> _Written exercise_
Find how many lines of the listing below include the word "photo", then report the number by itself.

>> BEGIN

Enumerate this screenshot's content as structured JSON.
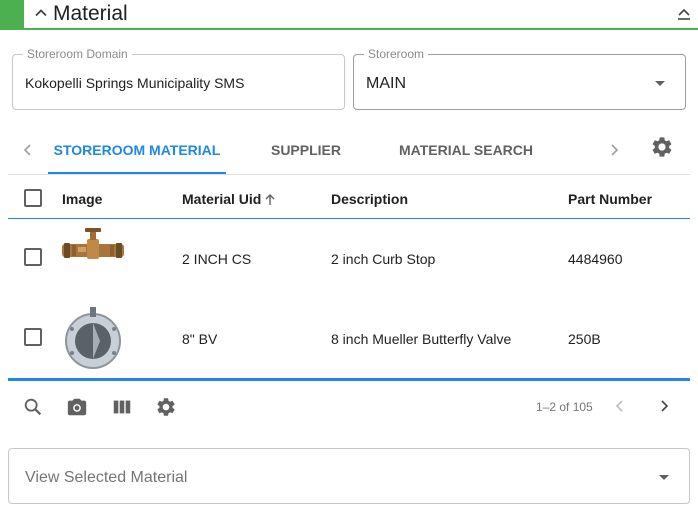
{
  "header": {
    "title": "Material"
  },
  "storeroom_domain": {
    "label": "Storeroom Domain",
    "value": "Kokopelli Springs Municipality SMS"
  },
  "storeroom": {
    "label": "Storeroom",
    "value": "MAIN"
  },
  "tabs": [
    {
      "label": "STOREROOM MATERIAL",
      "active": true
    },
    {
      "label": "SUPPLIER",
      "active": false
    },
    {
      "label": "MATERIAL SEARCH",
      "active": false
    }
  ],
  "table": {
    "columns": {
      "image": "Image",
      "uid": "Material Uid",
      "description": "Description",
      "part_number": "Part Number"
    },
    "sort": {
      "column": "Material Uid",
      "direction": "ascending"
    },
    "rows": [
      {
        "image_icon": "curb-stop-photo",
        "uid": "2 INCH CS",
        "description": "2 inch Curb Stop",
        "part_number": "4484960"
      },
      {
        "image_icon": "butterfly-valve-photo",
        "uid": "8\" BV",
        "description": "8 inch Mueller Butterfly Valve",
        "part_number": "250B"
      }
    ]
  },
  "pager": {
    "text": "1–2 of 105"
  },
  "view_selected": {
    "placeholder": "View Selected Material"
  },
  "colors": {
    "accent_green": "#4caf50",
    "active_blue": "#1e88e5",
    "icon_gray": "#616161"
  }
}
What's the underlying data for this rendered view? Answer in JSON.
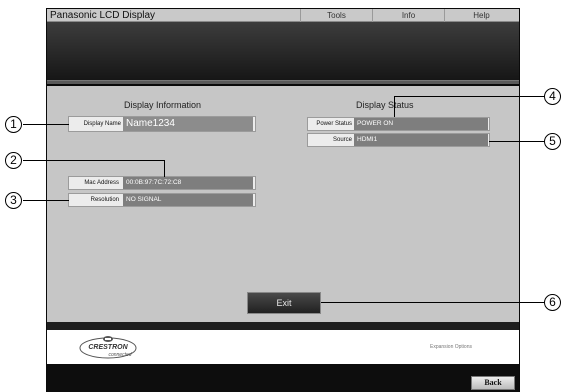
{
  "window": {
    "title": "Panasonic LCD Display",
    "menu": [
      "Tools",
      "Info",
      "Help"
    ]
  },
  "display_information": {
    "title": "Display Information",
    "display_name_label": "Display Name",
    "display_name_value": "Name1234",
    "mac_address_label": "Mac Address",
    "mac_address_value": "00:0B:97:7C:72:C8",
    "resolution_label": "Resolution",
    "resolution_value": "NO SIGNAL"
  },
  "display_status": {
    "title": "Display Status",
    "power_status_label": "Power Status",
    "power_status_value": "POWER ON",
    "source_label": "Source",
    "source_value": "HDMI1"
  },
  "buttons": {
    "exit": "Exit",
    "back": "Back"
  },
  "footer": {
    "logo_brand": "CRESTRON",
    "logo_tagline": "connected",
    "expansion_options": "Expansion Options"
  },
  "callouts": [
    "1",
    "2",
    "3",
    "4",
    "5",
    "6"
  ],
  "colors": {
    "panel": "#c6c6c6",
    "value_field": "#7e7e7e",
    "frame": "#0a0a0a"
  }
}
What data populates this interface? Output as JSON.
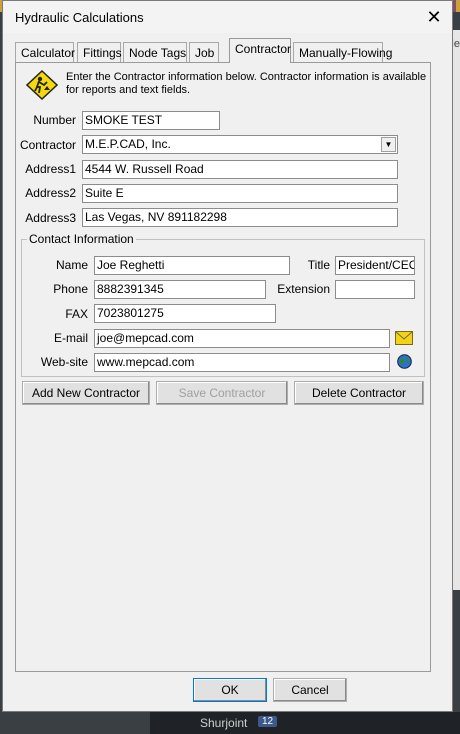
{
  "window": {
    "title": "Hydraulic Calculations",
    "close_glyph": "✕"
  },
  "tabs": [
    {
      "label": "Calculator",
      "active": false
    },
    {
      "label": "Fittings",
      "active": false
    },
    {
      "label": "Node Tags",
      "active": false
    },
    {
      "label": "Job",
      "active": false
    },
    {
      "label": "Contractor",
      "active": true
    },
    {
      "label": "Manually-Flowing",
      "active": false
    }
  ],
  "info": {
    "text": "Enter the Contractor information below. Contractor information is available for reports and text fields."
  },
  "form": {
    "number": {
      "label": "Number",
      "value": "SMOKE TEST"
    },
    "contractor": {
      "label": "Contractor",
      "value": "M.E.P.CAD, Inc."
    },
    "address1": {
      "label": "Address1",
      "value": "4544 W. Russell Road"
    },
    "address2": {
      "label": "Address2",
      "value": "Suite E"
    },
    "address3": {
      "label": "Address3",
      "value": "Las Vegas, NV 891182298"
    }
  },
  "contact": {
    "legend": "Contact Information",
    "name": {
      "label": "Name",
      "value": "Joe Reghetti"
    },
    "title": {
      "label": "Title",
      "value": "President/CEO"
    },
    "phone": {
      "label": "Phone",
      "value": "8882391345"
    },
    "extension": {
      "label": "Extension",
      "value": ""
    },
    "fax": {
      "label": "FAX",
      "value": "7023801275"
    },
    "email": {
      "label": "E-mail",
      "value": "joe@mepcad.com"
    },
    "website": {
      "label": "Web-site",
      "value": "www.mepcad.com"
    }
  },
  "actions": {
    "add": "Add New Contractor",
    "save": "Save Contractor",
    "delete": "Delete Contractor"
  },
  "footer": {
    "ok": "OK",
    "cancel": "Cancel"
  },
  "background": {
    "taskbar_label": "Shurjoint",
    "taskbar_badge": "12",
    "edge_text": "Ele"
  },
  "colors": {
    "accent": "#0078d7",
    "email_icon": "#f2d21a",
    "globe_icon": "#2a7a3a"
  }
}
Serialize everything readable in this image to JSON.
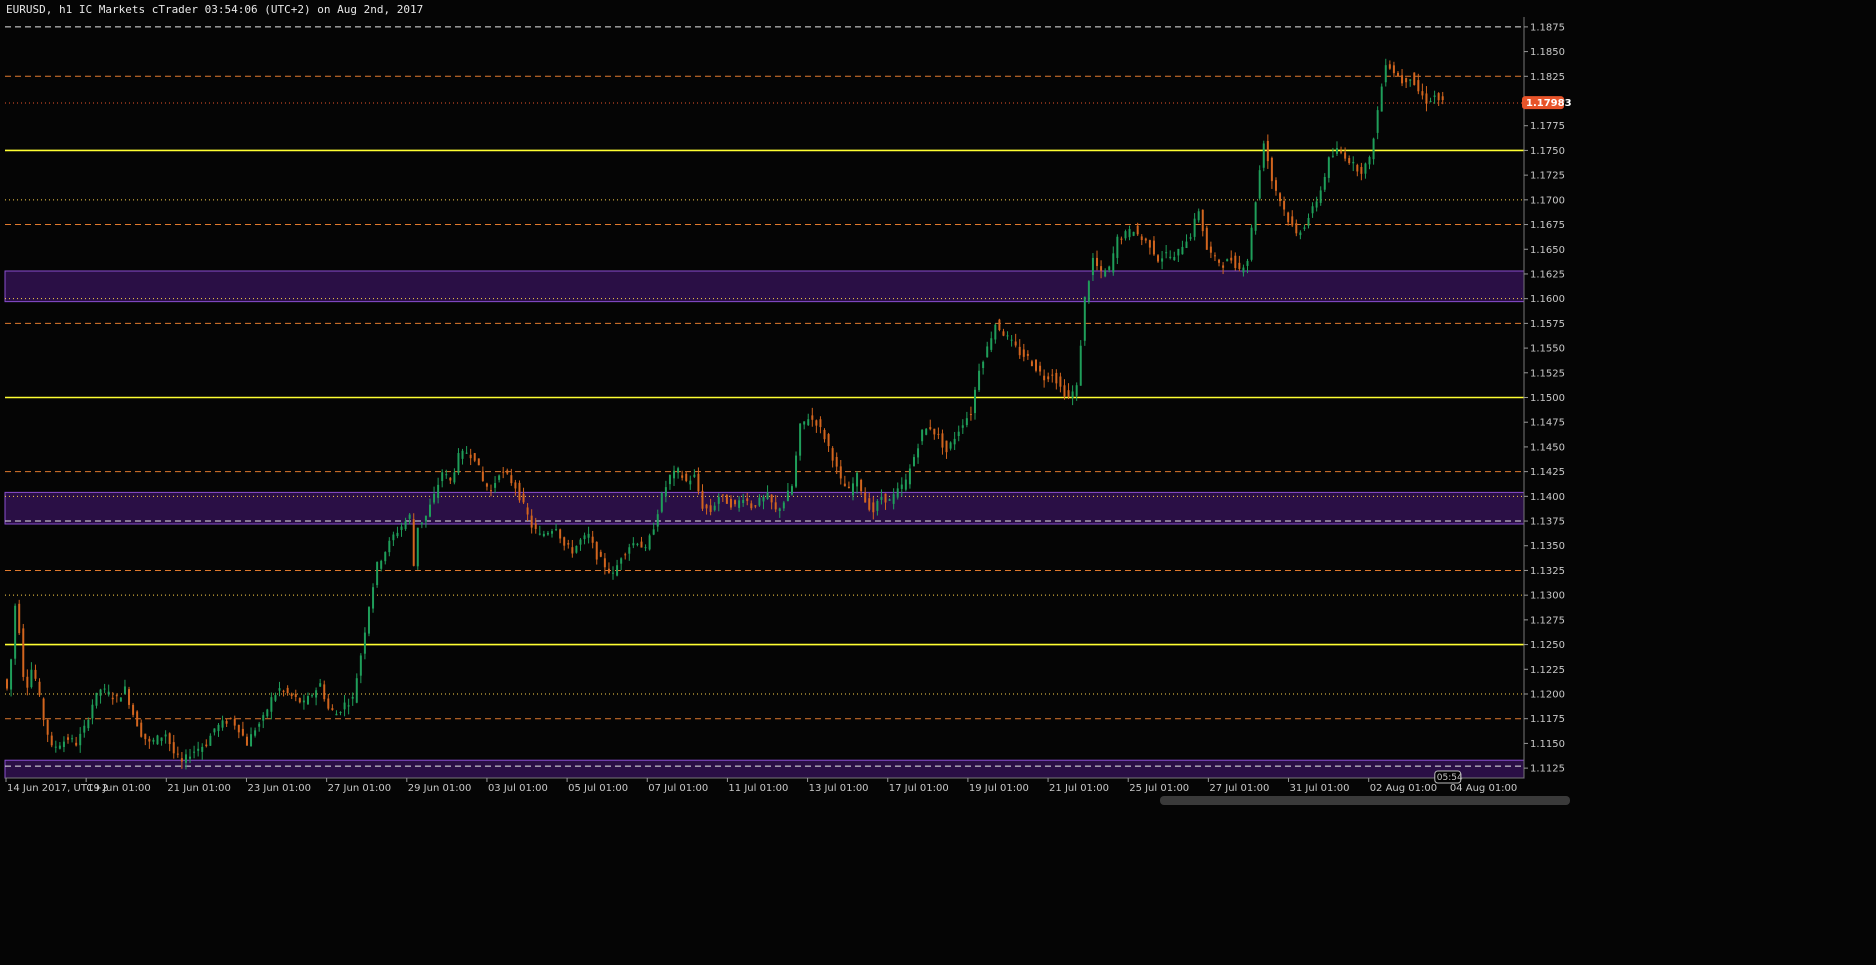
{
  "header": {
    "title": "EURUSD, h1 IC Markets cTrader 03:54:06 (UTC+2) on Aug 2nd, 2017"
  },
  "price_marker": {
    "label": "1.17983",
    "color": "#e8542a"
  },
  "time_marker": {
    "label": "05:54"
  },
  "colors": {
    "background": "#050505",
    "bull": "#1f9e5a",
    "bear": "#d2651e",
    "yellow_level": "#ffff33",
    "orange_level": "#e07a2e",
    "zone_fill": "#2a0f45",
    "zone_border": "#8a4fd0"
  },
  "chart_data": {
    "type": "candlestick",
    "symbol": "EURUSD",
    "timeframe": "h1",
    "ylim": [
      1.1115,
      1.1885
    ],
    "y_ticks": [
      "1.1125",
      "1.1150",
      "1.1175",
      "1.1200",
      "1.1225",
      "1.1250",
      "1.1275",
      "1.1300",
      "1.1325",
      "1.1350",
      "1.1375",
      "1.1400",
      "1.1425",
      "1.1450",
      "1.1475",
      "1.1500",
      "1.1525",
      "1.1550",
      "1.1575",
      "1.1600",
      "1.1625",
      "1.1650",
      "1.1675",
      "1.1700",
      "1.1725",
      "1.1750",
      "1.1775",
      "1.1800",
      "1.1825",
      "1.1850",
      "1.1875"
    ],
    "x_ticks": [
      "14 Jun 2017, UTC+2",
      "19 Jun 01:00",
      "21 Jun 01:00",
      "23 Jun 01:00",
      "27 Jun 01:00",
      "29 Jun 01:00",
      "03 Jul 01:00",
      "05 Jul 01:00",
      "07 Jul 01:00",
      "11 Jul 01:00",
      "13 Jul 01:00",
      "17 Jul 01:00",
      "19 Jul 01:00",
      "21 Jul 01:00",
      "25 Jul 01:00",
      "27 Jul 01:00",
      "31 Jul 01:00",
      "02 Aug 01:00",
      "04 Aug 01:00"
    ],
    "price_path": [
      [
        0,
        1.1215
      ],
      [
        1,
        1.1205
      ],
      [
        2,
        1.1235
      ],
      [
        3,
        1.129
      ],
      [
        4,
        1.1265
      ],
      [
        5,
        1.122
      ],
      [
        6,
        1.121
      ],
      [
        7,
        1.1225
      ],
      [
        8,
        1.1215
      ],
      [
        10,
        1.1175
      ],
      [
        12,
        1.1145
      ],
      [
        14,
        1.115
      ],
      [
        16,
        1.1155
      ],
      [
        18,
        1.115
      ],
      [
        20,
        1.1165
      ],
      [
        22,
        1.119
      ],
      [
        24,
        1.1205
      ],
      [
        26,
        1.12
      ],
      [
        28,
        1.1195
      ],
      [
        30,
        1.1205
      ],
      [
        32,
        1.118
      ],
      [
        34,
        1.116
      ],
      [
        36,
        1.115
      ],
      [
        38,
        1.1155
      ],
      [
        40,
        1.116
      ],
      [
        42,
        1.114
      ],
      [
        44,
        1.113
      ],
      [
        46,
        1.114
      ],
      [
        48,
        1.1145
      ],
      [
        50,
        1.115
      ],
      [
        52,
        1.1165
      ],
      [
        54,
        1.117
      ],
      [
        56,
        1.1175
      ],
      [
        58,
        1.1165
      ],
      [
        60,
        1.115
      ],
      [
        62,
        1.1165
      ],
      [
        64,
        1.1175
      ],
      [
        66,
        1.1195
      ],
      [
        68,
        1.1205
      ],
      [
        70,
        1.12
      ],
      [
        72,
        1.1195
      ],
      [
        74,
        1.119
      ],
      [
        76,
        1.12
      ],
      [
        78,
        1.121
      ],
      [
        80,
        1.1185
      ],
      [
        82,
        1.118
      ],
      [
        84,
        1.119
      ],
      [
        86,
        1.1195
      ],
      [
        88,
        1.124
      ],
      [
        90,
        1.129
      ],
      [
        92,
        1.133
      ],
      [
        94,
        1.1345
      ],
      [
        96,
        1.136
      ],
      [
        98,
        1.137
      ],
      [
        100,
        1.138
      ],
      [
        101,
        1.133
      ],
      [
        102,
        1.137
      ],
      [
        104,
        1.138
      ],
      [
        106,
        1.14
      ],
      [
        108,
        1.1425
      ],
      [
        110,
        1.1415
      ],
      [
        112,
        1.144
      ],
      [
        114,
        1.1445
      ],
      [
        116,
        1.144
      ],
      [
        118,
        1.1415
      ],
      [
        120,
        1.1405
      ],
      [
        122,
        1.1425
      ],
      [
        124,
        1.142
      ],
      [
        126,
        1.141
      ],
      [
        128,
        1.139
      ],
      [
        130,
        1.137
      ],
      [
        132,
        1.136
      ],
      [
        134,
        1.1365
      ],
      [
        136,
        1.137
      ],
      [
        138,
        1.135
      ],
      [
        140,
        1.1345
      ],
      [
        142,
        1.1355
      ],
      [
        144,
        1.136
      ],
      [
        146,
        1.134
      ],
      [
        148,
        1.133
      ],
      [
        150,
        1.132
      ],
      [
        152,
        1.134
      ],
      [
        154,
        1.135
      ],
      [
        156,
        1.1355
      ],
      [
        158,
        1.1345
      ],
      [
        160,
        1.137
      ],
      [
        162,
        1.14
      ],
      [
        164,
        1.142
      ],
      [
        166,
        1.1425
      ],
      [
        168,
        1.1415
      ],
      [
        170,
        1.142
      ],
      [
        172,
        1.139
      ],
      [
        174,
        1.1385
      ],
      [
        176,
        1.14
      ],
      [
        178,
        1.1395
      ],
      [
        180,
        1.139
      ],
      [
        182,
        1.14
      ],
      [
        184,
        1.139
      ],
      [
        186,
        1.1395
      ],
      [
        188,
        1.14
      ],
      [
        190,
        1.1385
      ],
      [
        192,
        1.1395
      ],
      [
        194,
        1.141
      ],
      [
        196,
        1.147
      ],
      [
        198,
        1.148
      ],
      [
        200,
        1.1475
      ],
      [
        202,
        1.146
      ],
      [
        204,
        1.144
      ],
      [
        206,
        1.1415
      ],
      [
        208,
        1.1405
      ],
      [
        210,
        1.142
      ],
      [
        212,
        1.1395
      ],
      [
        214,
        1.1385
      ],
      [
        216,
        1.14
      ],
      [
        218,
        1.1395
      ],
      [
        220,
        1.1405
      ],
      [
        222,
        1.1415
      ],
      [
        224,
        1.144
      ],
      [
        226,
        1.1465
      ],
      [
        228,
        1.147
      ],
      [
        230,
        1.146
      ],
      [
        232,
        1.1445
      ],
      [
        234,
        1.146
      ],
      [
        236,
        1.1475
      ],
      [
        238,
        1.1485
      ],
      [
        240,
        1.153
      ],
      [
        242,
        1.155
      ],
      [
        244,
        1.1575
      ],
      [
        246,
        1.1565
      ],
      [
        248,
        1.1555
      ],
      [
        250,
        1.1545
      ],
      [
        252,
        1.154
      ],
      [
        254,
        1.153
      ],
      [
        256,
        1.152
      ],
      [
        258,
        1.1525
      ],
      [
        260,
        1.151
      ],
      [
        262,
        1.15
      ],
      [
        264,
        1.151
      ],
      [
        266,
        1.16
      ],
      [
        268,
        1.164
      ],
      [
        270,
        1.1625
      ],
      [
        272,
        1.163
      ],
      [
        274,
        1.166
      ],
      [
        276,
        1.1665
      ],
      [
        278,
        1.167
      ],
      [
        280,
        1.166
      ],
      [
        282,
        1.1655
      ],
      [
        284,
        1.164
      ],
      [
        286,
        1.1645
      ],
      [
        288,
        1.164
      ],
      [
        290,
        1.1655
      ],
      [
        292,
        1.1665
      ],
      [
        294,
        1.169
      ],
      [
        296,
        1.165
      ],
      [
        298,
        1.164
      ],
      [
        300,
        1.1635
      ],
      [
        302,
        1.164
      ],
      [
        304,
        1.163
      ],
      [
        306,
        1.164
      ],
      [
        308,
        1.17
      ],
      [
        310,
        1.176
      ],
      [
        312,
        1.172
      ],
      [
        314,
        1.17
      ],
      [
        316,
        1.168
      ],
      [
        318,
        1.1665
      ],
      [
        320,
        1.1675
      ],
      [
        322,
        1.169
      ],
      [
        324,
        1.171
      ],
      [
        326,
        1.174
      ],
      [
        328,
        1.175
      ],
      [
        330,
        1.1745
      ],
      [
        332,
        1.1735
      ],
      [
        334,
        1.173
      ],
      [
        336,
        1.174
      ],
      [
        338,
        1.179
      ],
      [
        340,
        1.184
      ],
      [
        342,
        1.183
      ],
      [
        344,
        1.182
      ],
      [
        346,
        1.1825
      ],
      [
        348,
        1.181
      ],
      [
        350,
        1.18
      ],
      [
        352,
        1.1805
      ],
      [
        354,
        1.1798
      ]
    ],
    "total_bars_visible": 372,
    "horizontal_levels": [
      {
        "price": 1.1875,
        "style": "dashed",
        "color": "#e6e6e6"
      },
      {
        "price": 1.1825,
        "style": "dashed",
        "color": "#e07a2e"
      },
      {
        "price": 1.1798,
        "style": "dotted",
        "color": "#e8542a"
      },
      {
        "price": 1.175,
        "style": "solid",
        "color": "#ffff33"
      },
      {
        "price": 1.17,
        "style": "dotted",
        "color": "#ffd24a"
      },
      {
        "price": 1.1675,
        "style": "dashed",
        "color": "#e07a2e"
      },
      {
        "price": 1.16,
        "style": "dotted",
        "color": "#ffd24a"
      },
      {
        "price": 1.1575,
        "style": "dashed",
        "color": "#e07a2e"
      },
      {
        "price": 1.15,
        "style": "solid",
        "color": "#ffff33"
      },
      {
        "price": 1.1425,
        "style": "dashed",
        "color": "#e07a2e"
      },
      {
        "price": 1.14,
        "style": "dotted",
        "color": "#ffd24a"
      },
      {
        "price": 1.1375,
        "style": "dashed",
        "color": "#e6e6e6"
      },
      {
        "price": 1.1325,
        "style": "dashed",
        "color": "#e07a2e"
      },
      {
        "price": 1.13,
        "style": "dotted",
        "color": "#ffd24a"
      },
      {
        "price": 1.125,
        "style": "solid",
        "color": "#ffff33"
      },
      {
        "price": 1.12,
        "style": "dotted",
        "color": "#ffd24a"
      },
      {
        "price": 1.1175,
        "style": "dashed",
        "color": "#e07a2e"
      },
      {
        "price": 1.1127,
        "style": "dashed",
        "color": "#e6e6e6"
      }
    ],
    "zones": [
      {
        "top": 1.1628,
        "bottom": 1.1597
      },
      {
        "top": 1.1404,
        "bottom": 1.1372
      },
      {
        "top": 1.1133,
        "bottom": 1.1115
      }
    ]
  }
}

>> END

> _Completed task_
2